Identify the lines that contain the string "Зубную", then copy each of them.

>> Start Given data

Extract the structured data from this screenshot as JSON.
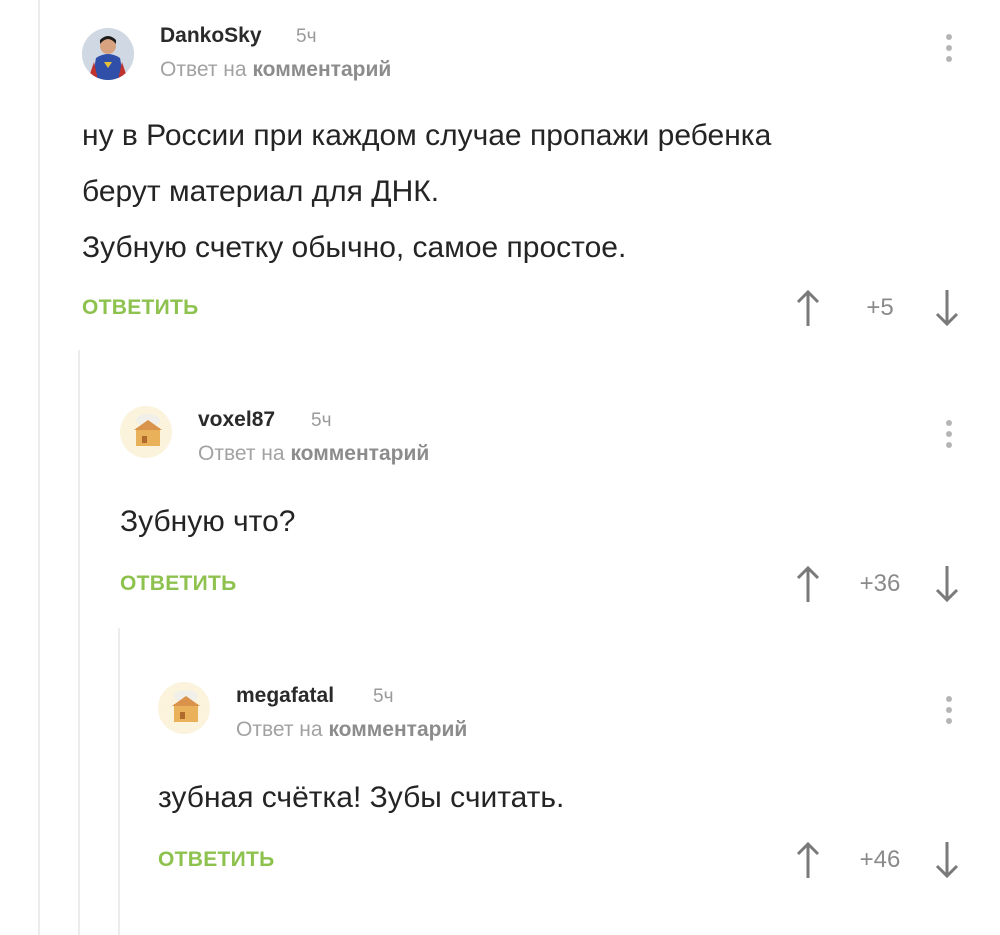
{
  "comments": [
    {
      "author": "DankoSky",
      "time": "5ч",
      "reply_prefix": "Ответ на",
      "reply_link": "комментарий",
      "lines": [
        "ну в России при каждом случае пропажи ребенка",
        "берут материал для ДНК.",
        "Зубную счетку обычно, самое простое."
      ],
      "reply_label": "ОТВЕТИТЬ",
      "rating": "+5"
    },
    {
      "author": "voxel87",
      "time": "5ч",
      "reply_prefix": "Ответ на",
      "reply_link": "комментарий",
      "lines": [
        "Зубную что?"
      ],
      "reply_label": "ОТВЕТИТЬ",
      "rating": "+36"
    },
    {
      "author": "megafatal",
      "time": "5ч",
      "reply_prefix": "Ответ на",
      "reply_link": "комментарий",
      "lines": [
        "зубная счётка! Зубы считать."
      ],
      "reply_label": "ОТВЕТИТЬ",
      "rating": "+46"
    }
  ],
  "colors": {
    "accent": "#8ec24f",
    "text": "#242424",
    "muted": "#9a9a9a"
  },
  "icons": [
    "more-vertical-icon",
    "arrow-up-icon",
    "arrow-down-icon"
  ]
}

>> End Given data
>> Start Given data

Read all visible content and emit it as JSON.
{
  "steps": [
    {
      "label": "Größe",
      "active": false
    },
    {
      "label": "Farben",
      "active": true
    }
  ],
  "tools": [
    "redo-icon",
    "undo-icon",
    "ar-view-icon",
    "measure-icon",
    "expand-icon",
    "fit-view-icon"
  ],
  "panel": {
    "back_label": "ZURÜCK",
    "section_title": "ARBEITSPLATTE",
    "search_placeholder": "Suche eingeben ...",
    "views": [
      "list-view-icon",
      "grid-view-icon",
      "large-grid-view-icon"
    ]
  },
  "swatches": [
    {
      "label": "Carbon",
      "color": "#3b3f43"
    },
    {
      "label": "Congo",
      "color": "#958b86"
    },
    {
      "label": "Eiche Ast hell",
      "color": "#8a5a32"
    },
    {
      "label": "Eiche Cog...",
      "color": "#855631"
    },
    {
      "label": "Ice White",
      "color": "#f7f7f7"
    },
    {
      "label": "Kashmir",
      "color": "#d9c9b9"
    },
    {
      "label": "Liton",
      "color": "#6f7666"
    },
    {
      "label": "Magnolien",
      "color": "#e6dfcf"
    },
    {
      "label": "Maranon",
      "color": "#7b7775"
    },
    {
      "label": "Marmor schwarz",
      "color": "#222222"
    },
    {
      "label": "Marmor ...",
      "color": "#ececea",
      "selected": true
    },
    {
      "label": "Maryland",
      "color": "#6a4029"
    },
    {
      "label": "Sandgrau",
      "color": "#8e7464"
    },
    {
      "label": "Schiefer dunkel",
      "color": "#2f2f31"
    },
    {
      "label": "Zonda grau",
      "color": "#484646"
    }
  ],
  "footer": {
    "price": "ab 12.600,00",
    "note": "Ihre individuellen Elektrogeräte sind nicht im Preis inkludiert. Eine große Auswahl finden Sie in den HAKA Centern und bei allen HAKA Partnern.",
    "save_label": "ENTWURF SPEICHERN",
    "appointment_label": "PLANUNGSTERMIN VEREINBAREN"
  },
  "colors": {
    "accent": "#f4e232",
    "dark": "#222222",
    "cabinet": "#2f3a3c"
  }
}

>> End Given data

• **Final result**
        "Зубную счетку обычно, самое простое."
        "Зубную что?"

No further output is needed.